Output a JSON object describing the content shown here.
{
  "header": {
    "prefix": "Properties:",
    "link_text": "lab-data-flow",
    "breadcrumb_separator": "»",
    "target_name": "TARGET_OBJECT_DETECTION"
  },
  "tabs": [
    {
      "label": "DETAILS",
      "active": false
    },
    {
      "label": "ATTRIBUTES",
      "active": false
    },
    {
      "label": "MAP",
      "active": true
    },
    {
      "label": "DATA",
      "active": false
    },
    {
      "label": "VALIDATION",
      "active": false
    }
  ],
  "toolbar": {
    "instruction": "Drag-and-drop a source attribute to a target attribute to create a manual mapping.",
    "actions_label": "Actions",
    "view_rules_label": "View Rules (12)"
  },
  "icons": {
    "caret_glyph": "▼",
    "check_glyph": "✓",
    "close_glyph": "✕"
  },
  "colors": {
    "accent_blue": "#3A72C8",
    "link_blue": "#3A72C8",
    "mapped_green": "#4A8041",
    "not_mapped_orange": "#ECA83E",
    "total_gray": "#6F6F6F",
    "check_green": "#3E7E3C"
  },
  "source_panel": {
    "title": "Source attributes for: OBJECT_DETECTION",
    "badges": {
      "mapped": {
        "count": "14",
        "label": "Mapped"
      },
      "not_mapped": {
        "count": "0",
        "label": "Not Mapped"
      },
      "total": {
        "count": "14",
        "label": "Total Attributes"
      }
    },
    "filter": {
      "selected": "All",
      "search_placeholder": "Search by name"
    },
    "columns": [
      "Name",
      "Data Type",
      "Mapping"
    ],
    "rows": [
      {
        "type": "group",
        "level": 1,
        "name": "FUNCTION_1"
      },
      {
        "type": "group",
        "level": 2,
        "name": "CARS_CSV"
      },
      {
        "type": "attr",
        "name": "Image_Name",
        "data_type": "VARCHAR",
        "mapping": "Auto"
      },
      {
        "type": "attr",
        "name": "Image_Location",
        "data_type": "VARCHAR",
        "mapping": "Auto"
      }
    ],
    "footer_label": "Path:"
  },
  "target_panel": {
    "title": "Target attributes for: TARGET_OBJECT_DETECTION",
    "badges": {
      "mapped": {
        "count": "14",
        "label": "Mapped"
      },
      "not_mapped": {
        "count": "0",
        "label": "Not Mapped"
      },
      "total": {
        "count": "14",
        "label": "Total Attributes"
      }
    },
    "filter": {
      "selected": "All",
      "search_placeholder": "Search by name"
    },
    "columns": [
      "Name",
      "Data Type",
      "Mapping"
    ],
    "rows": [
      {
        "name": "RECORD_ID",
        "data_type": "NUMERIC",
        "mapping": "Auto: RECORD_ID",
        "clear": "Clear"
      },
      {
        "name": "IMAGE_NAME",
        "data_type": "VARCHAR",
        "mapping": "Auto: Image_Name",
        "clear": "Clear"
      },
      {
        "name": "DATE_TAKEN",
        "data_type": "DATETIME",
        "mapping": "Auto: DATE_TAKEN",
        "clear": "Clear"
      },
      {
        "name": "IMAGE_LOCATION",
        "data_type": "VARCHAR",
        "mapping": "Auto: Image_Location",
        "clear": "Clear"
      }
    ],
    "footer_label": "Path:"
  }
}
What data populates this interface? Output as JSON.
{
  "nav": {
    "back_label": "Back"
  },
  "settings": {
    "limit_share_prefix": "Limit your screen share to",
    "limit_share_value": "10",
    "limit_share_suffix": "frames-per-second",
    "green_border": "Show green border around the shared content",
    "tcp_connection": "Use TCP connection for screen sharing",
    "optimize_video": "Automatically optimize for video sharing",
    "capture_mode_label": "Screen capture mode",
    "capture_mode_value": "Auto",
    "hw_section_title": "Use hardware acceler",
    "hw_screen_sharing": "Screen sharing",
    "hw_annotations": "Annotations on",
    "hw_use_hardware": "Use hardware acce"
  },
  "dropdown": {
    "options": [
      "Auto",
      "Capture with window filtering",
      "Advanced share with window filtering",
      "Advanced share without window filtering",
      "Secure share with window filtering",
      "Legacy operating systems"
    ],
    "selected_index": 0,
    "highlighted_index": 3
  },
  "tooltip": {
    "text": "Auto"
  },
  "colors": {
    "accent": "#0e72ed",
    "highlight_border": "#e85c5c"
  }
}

┄┄┄┄┄┄┄┄┄┄

What to work on — Write down only the number of lines that contain the string "content" in the listing.

Exercise result — 2